(Data entries)
__________________________________________________

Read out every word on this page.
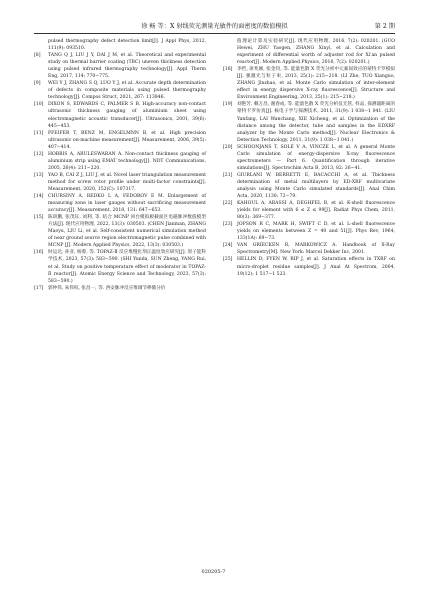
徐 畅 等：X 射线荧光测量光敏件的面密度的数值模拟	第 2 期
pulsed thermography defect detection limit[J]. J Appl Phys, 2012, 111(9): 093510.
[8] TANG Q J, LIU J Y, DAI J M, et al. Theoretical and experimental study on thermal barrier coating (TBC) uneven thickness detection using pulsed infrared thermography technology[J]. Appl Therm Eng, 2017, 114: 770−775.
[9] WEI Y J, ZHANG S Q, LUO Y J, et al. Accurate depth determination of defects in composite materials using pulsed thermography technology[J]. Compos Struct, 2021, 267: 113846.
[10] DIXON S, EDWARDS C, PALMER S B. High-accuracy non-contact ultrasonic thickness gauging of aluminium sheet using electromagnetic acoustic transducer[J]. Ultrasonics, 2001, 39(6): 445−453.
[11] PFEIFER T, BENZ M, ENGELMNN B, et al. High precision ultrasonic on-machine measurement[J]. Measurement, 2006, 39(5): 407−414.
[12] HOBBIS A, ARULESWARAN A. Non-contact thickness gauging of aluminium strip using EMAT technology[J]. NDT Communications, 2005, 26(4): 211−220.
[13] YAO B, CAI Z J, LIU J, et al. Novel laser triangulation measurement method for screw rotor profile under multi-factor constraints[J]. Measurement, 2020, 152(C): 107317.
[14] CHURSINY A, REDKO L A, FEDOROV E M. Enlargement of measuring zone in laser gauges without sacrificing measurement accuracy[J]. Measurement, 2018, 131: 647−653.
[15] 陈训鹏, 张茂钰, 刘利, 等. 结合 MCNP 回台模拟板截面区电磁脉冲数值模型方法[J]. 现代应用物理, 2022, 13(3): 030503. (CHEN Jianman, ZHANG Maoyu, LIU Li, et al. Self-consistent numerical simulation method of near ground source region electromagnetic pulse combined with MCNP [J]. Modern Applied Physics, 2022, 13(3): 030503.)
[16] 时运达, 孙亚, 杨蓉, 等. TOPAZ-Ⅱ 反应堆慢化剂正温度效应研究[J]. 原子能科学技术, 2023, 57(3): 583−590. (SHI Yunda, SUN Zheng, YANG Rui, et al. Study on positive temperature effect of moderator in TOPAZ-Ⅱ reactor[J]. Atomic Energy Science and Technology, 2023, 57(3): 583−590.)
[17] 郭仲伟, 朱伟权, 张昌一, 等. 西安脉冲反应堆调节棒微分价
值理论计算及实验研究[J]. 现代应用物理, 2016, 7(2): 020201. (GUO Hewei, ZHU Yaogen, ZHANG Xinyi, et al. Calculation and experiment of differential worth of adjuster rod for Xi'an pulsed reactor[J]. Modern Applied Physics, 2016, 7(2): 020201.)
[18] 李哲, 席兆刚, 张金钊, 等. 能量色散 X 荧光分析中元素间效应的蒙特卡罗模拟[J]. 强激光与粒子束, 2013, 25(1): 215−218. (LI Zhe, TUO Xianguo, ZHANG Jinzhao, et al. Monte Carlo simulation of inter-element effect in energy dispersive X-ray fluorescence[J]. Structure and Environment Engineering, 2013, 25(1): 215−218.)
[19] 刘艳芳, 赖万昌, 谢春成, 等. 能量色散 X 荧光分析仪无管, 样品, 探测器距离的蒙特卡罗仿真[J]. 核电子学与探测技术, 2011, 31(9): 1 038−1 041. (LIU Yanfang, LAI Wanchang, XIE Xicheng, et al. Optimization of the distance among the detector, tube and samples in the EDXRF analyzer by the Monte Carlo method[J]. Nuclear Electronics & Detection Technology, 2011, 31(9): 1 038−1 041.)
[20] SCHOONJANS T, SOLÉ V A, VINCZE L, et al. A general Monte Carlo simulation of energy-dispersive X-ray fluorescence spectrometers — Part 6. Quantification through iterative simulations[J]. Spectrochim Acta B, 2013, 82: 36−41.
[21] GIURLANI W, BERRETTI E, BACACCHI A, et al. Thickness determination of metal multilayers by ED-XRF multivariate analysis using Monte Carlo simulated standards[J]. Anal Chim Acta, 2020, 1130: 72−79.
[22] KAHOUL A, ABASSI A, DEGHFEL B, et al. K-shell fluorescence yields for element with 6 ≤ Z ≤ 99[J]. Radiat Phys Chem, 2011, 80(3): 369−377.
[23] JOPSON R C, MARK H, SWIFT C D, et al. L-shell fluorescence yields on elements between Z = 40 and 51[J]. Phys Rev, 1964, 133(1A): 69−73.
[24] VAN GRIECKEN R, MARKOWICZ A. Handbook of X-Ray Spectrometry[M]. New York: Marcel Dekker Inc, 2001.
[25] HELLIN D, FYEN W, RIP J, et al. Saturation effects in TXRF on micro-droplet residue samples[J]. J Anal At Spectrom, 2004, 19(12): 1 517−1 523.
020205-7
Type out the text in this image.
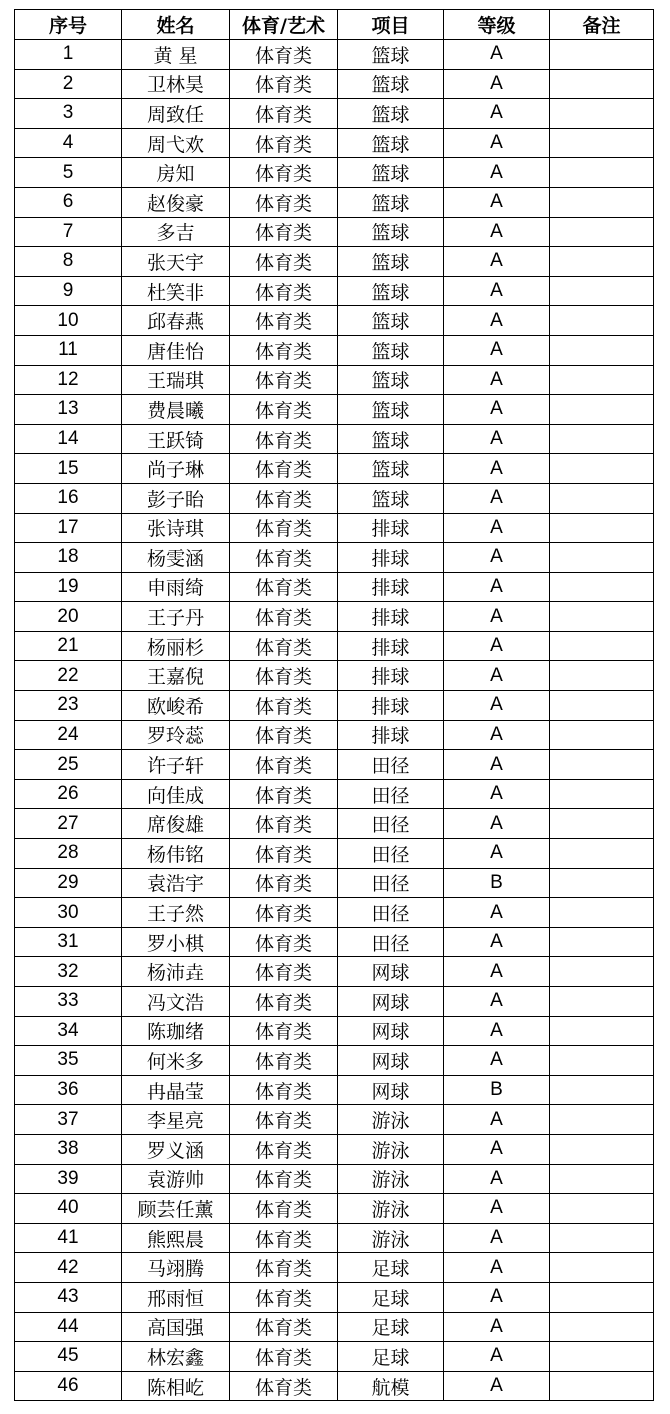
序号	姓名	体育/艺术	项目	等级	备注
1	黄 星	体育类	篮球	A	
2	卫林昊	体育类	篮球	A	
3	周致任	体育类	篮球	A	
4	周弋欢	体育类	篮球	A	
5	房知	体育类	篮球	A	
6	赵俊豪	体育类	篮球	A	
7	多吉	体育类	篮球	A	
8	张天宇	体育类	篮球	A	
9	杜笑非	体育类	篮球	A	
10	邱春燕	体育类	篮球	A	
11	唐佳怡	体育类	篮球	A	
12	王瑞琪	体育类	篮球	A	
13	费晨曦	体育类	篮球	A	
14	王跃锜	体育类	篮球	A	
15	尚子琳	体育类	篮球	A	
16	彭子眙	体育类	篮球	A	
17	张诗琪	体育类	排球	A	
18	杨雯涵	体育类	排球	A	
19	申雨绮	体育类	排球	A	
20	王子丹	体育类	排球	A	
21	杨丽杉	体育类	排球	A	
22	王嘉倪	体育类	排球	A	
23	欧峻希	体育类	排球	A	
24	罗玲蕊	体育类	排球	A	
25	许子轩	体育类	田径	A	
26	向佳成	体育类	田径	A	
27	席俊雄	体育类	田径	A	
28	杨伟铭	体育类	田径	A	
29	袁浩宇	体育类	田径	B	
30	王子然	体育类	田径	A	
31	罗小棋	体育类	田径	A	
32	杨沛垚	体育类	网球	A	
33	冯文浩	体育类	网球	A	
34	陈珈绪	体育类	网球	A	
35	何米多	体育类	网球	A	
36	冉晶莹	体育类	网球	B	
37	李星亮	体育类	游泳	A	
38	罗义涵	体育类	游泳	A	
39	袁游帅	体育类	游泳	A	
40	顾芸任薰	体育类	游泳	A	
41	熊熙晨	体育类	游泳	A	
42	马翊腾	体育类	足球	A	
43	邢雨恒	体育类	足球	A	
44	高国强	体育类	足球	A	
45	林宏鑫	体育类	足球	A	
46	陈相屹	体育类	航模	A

__________________________________________________

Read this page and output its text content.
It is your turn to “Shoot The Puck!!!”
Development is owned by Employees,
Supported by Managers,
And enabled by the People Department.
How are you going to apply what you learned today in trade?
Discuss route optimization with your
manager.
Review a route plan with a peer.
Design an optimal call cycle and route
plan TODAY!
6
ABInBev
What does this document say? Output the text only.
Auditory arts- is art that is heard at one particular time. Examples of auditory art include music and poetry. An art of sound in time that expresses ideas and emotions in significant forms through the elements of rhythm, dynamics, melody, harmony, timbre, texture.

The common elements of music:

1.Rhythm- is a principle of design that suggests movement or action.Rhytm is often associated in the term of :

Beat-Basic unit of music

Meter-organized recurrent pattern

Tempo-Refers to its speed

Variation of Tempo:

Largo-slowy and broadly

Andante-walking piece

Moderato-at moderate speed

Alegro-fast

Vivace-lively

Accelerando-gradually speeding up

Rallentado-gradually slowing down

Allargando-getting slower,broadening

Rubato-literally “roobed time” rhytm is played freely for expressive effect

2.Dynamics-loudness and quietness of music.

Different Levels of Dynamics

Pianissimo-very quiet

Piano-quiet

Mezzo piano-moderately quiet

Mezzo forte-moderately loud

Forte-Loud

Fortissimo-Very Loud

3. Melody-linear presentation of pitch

__________________________________________________

Exercise task >> Work out how many lines in the entries hold the string "Physics". Your answer should consist solely of that number.

Response to the exercise >> 2